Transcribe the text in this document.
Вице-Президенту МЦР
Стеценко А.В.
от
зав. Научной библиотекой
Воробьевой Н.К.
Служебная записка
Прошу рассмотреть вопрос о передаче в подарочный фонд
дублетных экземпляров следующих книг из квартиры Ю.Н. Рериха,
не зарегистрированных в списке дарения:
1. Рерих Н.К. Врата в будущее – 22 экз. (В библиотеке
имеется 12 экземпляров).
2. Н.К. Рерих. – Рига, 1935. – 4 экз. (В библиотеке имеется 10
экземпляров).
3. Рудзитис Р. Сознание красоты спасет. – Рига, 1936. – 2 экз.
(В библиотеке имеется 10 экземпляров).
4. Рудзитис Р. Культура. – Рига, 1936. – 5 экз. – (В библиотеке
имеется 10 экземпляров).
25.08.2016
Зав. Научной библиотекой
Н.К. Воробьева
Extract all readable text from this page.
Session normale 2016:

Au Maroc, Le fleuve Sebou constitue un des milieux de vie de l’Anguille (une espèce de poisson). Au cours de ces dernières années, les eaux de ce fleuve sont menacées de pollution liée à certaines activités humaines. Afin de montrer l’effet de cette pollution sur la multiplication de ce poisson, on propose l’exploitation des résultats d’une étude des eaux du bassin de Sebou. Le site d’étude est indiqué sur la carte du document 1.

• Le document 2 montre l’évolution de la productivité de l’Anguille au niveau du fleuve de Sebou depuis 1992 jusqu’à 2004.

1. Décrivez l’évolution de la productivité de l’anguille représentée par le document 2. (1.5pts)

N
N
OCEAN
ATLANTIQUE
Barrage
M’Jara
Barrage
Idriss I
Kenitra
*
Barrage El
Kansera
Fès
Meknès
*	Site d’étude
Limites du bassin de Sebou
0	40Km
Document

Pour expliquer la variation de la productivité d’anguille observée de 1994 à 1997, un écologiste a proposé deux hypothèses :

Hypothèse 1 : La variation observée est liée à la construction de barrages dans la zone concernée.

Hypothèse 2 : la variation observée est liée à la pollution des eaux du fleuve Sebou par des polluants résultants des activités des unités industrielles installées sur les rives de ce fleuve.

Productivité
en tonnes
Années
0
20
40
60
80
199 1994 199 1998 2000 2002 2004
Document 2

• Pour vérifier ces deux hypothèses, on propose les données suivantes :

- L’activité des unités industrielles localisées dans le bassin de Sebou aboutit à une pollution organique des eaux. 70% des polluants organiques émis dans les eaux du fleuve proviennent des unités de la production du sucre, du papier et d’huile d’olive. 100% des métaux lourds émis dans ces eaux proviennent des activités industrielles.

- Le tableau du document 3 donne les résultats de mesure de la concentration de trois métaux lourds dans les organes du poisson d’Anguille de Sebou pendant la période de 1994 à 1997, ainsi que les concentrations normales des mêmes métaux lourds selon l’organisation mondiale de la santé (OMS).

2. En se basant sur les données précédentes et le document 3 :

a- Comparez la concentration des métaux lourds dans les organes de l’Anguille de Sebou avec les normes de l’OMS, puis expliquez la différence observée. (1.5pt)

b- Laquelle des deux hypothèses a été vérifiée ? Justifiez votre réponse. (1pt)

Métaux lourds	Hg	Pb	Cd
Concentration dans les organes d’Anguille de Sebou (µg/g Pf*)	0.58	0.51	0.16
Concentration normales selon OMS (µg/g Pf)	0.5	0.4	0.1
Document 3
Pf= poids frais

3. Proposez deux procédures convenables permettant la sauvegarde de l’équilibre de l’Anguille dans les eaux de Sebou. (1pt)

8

> **Exercise task**:
Return the full listing, character for character.

> **Task solution**:
Transcribe the text in this document.
Вице-Президенту МЦР
Стеценко А.В.
от
зав. Научной библиотекой
Воробьевой Н.К.
Служебная записка
Прошу рассмотреть вопрос о передаче в подарочный фонд
дублетных экземпляров следующих книг из квартиры Ю.Н. Рериха,
не зарегистрированных в списке дарения:
1. Рерих Н.К. Врата в будущее – 22 экз. (В библиотеке
имеется 12 экземпляров).
2. Н.К. Рерих. – Рига, 1935. – 4 экз. (В библиотеке имеется 10
экземпляров).
3. Рудзитис Р. Сознание красоты спасет. – Рига, 1936. – 2 экз.
(В библиотеке имеется 10 экземпляров).
4. Рудзитис Р. Культура. – Рига, 1936. – 5 экз. – (В библиотеке
имеется 10 экземпляров).
25.08.2016
Зав. Научной библиотекой
Н.К. Воробьева
Extract all readable text from this page.
Session normale 2016:

Au Maroc, Le fleuve Sebou constitue un des milieux de vie de l’Anguille (une espèce de poisson). Au cours de ces dernières années, les eaux de ce fleuve sont menacées de pollution liée à certaines activités humaines. Afin de montrer l’effet de cette pollution sur la multiplication de ce poisson, on propose l’exploitation des résultats d’une étude des eaux du bassin de Sebou. Le site d’étude est indiqué sur la carte du document 1.

• Le document 2 montre l’évolution de la productivité de l’Anguille au niveau du fleuve de Sebou depuis 1992 jusqu’à 2004.

1. Décrivez l’évolution de la productivité de l’anguille représentée par le document 2. (1.5pts)

N
N
OCEAN
ATLANTIQUE
Barrage
M’Jara
Barrage
Idriss I
Kenitra
*
Barrage El
Kansera
Fès
Meknès
*	Site d’étude
Limites du bassin de Sebou
0	40Km
Document

Pour expliquer la variation de la productivité d’anguille observée de 1994 à 1997, un écologiste a proposé deux hypothèses :

Hypothèse 1 : La variation observée est liée à la construction de barrages dans la zone concernée.

Hypothèse 2 : la variation observée est liée à la pollution des eaux du fleuve Sebou par des polluants résultants des activités des unités industrielles installées sur les rives de ce fleuve.

Productivité
en tonnes
Années
0
20
40
60
80
199 1994 199 1998 2000 2002 2004
Document 2

• Pour vérifier ces deux hypothèses, on propose les données suivantes :

- L’activité des unités industrielles localisées dans le bassin de Sebou aboutit à une pollution organique des eaux. 70% des polluants organiques émis dans les eaux du fleuve proviennent des unités de la production du sucre, du papier et d’huile d’olive. 100% des métaux lourds émis dans ces eaux proviennent des activités industrielles.

- Le tableau du document 3 donne les résultats de mesure de la concentration de trois métaux lourds dans les organes du poisson d’Anguille de Sebou pendant la période de 1994 à 1997, ainsi que les concentrations normales des mêmes métaux lourds selon l’organisation mondiale de la santé (OMS).

2. En se basant sur les données précédentes et le document 3 :

a- Comparez la concentration des métaux lourds dans les organes de l’Anguille de Sebou avec les normes de l’OMS, puis expliquez la différence observée. (1.5pt)

b- Laquelle des deux hypothèses a été vérifiée ? Justifiez votre réponse. (1pt)

Métaux lourds	Hg	Pb	Cd
Concentration dans les organes d’Anguille de Sebou (µg/g Pf*)	0.58	0.51	0.16
Concentration normales selon OMS (µg/g Pf)	0.5	0.4	0.1
Document 3
Pf= poids frais

3. Proposez deux procédures convenables permettant la sauvegarde de l’équilibre de l’Anguille dans les eaux de Sebou. (1pt)

8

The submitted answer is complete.